**SET EXERCISE**: Examine each line of the data. Copy those that contain the string "document".
### MATERIAL PROVIDED
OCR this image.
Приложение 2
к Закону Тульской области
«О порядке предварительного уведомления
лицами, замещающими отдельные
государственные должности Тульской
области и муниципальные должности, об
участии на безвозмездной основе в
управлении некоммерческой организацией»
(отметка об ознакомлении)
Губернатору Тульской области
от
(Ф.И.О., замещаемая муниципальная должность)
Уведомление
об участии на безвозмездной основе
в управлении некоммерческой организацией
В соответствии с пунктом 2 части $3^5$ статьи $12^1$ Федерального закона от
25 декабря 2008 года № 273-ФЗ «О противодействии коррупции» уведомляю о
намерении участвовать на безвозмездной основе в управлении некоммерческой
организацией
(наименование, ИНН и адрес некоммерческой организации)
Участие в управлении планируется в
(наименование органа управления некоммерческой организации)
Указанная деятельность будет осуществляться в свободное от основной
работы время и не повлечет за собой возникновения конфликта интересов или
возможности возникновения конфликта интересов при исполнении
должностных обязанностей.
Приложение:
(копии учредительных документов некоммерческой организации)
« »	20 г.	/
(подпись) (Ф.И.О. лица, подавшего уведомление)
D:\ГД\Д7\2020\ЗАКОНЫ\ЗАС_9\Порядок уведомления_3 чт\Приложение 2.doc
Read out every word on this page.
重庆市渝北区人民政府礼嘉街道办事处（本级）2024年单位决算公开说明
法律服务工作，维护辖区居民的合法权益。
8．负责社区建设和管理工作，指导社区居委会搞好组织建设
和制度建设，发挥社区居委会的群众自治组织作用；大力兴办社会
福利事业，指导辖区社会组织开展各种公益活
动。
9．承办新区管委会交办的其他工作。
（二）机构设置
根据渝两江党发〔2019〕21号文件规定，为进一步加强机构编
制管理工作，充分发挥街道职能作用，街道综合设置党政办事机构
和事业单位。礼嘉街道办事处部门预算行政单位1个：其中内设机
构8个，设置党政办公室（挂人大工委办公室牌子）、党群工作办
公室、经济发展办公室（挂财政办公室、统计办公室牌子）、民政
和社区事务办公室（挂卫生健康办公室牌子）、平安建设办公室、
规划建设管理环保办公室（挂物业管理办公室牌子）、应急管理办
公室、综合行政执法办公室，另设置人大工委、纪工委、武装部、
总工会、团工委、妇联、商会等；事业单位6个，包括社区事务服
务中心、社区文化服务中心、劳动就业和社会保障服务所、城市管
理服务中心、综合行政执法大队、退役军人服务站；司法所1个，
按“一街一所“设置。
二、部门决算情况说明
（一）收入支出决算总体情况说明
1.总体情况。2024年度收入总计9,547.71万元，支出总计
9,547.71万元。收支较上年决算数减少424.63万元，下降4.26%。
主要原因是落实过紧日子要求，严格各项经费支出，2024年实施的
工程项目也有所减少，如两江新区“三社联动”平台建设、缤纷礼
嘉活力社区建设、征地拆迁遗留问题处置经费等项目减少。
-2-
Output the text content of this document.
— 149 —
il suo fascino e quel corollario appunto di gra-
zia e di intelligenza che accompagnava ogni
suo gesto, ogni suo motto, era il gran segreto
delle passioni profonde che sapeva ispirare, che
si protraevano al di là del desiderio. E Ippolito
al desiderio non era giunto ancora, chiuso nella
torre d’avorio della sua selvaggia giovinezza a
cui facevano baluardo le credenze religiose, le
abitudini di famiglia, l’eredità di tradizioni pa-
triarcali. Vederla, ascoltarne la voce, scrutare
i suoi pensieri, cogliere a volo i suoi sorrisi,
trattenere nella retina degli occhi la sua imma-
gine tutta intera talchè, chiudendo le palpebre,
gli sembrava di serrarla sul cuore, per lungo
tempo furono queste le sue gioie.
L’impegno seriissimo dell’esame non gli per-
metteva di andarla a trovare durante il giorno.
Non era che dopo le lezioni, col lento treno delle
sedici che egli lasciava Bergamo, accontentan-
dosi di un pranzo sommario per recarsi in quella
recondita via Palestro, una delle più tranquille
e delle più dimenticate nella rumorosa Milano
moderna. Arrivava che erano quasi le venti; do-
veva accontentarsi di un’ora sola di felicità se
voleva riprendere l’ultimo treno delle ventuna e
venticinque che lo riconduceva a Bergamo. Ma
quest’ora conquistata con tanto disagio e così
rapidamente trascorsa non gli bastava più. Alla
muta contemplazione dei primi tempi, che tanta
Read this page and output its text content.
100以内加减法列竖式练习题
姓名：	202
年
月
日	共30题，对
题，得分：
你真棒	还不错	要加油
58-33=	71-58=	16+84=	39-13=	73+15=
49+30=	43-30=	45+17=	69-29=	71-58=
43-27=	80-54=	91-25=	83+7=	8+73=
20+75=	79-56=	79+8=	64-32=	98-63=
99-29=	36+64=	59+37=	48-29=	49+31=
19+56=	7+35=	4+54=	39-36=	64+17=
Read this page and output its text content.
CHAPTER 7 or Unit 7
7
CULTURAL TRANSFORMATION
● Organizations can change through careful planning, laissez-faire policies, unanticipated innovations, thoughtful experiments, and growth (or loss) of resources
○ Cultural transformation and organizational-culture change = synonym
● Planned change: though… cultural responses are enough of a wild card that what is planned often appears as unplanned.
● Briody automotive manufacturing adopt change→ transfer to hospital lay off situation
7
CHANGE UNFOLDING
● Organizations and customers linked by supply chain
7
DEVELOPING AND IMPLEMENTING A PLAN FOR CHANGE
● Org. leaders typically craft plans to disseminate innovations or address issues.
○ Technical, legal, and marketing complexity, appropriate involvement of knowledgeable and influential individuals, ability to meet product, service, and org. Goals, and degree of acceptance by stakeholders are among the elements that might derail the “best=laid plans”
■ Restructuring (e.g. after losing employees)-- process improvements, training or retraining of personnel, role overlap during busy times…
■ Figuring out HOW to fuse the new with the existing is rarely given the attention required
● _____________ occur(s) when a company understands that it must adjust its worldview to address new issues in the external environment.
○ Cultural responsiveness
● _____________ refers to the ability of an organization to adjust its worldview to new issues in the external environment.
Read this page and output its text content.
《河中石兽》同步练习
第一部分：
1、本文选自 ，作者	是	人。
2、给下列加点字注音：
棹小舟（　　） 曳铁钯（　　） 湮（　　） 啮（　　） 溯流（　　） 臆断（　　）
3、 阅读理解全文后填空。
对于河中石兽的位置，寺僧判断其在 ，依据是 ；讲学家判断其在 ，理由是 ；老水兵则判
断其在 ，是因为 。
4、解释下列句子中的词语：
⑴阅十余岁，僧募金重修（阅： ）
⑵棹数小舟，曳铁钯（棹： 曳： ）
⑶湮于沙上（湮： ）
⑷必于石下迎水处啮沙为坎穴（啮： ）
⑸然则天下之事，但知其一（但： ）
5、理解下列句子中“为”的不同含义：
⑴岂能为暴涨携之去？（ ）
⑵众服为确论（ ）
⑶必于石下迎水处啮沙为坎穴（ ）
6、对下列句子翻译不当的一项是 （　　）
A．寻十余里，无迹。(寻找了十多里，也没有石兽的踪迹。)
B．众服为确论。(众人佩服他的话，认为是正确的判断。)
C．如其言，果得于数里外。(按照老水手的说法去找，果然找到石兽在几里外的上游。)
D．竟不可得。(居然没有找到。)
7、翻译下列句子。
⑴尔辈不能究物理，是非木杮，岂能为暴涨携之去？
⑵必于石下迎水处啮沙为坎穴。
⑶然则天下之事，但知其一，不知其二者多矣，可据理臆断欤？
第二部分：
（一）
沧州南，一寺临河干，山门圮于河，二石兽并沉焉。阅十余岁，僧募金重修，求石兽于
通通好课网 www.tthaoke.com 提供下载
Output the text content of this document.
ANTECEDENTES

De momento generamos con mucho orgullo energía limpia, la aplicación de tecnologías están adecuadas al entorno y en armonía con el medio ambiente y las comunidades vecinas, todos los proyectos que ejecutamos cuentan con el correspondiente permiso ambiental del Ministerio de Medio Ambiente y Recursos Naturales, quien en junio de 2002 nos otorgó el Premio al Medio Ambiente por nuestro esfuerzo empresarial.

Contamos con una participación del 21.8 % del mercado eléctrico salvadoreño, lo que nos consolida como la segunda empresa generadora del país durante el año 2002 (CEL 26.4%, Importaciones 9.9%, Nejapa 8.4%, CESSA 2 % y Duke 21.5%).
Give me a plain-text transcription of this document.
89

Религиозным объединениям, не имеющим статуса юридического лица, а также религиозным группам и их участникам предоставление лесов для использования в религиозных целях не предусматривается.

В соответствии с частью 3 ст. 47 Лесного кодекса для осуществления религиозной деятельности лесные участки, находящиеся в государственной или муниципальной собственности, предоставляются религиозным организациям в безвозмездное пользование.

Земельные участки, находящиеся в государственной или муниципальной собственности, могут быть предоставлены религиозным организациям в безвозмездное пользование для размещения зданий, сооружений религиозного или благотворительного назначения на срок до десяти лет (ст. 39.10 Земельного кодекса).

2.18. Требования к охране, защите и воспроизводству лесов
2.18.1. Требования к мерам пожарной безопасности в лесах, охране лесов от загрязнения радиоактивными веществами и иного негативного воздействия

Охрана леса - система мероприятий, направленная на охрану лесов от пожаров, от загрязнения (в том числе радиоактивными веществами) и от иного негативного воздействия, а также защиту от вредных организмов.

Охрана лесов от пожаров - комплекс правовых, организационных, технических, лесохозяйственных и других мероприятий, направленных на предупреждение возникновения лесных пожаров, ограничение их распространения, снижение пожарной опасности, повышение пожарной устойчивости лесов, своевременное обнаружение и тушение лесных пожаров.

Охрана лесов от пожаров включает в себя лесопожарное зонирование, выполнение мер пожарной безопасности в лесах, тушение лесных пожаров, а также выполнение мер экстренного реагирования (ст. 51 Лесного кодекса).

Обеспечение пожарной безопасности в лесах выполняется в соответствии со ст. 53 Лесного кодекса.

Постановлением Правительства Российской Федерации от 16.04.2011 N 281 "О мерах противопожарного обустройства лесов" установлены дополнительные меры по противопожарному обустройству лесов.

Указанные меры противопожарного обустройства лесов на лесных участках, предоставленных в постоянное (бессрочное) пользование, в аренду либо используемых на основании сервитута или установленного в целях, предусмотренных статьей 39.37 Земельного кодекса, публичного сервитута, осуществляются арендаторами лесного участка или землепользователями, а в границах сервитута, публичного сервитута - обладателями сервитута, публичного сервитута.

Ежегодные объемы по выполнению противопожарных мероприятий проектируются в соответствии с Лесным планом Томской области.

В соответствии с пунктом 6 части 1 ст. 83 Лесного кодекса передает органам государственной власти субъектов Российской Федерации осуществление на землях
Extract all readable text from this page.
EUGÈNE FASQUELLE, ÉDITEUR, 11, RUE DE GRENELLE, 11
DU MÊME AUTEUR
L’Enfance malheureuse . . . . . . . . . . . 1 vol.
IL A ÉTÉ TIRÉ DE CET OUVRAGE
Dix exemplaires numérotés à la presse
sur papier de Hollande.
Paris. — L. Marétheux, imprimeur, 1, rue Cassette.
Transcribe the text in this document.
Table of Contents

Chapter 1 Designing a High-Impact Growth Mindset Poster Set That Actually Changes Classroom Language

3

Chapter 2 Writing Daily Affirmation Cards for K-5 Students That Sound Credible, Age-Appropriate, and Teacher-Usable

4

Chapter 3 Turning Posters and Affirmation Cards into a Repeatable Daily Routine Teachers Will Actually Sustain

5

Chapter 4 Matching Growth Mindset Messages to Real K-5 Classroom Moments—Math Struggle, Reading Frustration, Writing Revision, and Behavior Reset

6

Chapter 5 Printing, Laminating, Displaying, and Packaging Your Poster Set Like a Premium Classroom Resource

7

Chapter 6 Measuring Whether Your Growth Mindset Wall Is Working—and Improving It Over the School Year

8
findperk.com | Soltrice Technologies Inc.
######
**RESULT OF THIS EXERCISE**:
Output the text content of this document.
Output the text content of this document.
Give me a plain-text transcription of this document.
Transcribe the text in this document.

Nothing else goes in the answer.